(Stored records)
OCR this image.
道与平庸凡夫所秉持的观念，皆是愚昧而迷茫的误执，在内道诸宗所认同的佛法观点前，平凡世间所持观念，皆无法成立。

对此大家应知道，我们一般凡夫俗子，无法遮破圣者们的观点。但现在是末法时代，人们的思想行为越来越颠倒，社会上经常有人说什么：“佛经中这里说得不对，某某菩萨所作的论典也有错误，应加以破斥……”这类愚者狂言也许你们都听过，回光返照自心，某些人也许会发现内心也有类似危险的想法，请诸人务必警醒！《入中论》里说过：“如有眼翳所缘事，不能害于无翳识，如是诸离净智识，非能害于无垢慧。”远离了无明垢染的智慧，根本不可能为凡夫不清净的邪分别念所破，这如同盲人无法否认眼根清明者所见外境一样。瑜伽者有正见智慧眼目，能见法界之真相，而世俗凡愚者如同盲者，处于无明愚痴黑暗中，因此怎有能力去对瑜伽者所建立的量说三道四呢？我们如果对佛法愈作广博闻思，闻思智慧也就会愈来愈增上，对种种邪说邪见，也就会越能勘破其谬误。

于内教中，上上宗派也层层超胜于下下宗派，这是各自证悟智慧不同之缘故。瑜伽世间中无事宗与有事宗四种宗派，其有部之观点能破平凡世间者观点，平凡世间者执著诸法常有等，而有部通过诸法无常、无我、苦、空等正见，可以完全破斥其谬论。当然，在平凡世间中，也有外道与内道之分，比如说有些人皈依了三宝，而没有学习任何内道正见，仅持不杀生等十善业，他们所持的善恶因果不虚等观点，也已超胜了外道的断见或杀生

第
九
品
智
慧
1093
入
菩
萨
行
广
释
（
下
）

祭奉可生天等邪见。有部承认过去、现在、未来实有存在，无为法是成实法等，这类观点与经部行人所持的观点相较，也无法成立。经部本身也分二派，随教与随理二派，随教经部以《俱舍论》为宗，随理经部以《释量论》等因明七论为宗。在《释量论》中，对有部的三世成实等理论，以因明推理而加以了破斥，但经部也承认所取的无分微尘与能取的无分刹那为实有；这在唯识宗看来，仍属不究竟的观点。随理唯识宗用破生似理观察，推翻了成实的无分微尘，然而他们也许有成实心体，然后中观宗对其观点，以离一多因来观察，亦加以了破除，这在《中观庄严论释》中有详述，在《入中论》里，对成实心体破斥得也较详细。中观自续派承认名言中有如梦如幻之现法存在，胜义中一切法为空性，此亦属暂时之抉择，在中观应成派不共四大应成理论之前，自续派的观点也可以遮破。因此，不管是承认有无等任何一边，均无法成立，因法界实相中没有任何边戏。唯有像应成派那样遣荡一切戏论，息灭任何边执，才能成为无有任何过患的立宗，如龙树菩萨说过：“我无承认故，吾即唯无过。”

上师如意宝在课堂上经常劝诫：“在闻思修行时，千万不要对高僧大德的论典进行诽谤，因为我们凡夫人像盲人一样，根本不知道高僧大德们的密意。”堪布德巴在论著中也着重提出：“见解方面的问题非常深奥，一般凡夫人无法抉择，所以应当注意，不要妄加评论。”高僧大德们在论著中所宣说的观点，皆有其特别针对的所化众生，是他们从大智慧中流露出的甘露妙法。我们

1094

* * *

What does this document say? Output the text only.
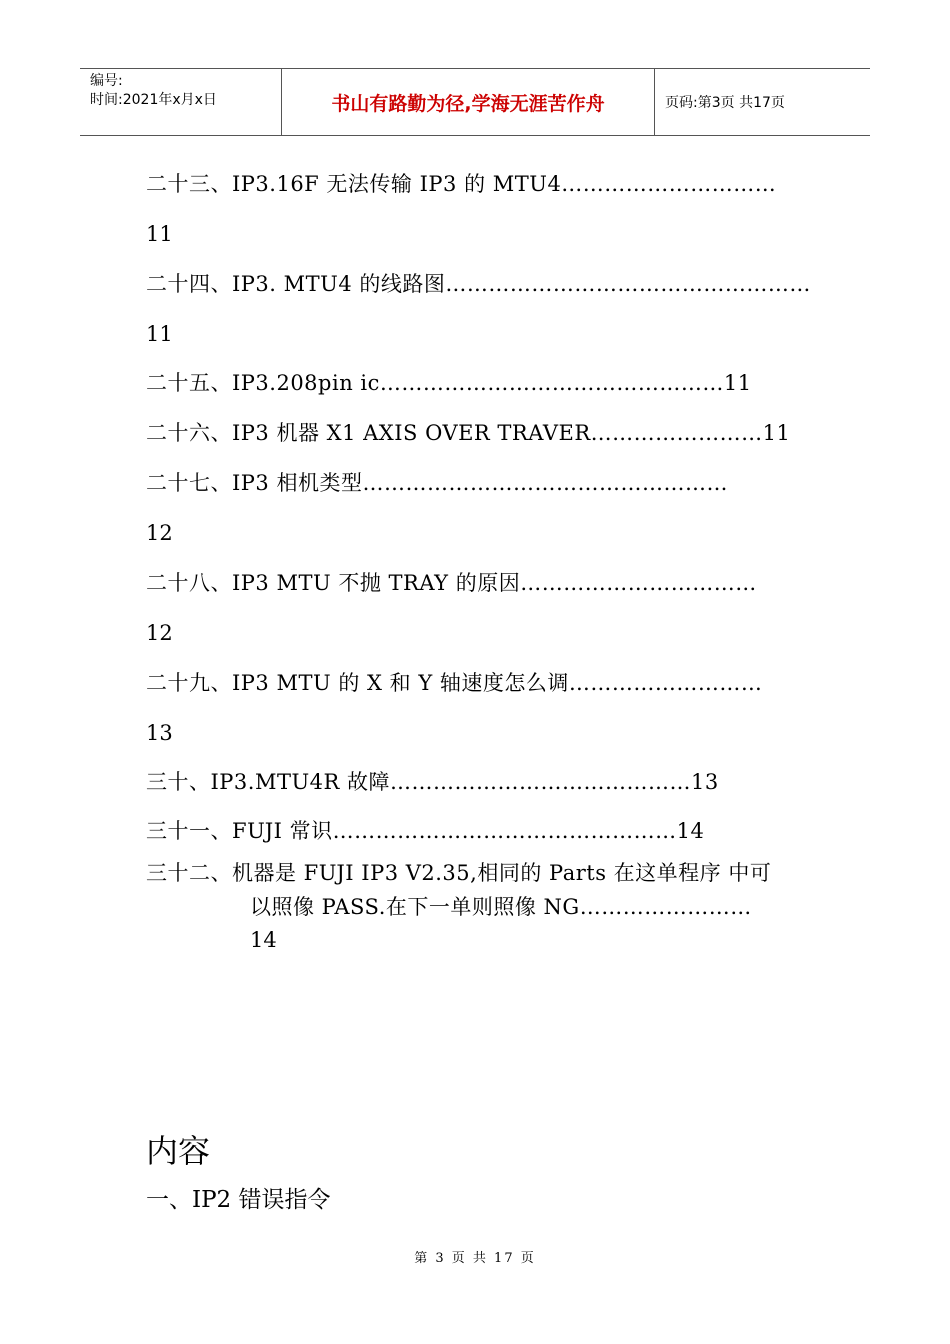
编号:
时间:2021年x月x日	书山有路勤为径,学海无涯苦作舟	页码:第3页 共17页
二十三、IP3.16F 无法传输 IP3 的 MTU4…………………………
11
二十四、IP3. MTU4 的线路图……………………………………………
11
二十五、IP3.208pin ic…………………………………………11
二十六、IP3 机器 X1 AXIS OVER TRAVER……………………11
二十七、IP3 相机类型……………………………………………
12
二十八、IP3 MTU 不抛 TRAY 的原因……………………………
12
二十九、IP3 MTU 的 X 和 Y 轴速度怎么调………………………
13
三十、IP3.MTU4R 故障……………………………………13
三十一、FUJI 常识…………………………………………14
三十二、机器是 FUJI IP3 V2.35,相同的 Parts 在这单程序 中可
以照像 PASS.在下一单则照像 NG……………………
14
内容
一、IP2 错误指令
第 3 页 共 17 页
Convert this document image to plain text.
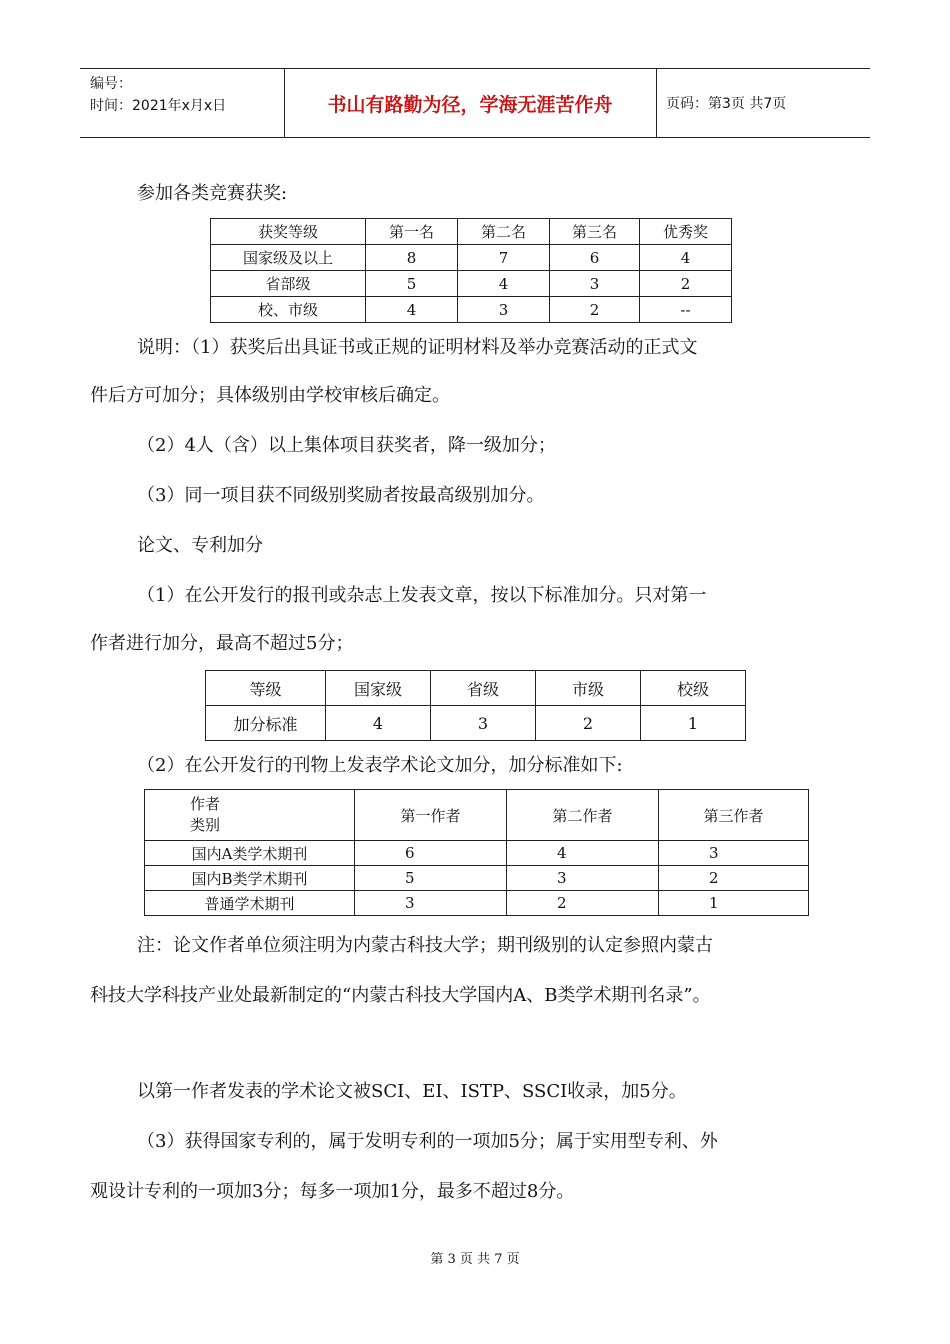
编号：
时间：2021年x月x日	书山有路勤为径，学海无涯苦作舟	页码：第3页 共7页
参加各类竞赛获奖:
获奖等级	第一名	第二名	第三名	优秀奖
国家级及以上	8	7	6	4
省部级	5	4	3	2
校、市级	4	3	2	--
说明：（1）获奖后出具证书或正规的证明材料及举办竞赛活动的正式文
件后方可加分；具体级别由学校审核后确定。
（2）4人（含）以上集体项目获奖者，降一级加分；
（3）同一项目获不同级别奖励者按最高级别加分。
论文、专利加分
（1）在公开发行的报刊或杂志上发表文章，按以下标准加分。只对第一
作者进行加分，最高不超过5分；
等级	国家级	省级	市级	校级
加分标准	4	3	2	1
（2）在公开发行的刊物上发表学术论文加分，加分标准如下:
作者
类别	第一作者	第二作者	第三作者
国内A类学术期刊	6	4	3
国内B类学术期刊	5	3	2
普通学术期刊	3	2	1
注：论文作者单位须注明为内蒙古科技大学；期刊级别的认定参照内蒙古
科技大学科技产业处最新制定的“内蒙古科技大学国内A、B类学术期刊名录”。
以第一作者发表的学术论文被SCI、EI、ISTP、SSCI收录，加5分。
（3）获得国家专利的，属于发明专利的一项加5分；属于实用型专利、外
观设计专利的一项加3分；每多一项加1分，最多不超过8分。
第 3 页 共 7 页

- **Work to complete**
Gather up, from the records above, each line where the word "document" appears.

- **Expected output**
What does this document say? Output the text only.
Convert this document image to plain text.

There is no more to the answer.